**TASK OBJECTIVE:** From the listing below, work out how many lines contain "kuin". Reply with that number only.

======== EXERCISE INPUT

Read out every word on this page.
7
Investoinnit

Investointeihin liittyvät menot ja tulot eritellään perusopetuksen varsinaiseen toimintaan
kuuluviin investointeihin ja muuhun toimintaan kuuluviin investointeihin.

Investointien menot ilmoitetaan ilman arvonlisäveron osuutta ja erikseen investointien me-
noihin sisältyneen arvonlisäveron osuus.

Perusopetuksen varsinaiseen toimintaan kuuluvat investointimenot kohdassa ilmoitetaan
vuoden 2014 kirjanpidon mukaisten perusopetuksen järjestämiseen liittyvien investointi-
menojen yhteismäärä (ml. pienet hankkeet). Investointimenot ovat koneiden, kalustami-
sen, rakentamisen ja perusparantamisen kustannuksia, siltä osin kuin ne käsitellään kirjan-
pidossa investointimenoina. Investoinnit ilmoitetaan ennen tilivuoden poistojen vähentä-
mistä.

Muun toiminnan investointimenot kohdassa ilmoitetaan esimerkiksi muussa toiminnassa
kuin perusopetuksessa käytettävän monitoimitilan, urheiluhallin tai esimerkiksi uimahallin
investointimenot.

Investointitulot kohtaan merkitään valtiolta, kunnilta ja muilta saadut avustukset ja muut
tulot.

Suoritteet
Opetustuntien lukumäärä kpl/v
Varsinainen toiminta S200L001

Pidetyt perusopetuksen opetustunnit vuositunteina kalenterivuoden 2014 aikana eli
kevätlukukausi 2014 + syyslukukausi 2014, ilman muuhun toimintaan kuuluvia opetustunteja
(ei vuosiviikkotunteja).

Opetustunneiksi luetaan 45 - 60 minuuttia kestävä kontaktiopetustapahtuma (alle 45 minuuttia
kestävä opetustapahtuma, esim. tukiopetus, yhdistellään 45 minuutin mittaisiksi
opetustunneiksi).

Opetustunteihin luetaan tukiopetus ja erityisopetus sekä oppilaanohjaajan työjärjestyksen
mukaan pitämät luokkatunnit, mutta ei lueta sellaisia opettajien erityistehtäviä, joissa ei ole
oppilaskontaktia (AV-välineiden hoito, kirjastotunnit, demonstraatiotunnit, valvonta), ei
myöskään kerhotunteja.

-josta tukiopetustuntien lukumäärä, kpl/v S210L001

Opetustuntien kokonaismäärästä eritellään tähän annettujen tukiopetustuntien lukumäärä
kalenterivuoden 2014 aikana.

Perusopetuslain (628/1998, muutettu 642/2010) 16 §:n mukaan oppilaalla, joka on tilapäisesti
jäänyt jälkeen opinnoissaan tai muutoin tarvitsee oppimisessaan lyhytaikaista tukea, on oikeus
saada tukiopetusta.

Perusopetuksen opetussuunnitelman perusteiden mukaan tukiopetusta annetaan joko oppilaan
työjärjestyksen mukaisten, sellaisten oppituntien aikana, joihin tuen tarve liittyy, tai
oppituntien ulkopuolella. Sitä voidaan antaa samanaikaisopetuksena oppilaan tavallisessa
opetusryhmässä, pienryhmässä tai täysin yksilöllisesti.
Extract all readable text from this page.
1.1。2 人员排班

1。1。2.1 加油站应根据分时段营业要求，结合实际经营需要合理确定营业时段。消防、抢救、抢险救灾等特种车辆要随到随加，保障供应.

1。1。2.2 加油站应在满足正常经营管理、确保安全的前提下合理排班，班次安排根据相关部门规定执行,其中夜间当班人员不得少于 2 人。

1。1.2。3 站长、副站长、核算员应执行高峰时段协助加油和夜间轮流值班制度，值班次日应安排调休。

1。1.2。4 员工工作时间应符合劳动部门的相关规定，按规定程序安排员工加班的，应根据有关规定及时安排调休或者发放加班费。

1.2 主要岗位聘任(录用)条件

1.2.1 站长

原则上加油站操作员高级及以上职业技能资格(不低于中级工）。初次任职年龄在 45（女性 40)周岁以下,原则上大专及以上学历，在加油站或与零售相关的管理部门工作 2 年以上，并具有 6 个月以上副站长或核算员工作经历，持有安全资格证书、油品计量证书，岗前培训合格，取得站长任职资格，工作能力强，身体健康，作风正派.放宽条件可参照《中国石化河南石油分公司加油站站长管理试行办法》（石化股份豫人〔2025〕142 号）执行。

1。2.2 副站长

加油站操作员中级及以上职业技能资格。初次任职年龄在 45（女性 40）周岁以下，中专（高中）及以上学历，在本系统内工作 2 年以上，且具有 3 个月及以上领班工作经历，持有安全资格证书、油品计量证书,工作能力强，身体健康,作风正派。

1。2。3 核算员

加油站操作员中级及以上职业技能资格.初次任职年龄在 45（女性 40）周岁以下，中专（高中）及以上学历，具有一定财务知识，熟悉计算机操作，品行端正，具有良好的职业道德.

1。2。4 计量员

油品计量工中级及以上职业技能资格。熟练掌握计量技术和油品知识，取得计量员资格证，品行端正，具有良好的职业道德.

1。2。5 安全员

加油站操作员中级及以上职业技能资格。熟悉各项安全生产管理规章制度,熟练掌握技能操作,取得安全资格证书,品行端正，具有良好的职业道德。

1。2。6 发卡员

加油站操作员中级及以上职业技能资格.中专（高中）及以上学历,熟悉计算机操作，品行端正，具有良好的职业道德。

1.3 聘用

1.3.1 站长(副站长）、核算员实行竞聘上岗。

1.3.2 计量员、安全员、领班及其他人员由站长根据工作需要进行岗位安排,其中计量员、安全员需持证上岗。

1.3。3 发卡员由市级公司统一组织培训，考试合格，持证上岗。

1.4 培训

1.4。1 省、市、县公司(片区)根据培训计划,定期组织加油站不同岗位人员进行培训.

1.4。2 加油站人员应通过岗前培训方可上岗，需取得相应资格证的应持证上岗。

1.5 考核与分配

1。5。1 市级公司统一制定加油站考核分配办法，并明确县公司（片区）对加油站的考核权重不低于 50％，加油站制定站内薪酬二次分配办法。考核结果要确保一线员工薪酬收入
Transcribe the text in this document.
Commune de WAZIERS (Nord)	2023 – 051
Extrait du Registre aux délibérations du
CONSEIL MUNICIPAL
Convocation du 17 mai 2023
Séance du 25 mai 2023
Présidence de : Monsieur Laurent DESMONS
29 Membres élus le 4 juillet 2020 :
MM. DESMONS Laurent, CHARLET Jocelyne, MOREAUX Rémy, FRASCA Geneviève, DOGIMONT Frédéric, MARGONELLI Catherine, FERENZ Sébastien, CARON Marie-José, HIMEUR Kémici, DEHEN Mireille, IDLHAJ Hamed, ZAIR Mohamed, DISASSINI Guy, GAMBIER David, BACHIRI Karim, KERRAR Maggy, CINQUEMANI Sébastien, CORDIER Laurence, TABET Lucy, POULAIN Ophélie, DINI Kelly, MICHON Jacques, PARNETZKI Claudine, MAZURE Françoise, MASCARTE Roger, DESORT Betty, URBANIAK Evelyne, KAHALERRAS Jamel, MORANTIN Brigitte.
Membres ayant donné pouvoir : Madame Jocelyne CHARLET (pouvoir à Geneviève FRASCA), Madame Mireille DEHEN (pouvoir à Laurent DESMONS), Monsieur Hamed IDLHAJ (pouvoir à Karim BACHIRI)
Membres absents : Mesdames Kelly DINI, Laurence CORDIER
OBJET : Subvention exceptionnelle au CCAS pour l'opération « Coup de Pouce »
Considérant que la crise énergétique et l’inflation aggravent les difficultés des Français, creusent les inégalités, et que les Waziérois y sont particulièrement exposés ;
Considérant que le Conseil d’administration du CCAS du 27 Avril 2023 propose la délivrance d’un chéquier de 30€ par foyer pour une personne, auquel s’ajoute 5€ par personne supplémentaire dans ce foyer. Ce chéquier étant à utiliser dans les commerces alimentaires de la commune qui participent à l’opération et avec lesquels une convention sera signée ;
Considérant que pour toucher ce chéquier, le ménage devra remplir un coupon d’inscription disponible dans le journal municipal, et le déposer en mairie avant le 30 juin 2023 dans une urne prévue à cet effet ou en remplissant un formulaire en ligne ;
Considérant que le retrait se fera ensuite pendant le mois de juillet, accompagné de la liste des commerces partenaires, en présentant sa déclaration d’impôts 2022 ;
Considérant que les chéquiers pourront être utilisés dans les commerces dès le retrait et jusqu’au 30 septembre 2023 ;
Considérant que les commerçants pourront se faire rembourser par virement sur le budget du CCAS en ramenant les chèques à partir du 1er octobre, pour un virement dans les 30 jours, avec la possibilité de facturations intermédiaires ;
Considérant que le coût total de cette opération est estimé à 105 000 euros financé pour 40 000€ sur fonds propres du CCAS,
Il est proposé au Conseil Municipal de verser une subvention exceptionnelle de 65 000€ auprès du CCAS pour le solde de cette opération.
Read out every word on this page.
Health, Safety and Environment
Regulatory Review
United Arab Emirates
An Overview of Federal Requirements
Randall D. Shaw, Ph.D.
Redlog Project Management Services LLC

================

**EXPECTED ANSWER:** 2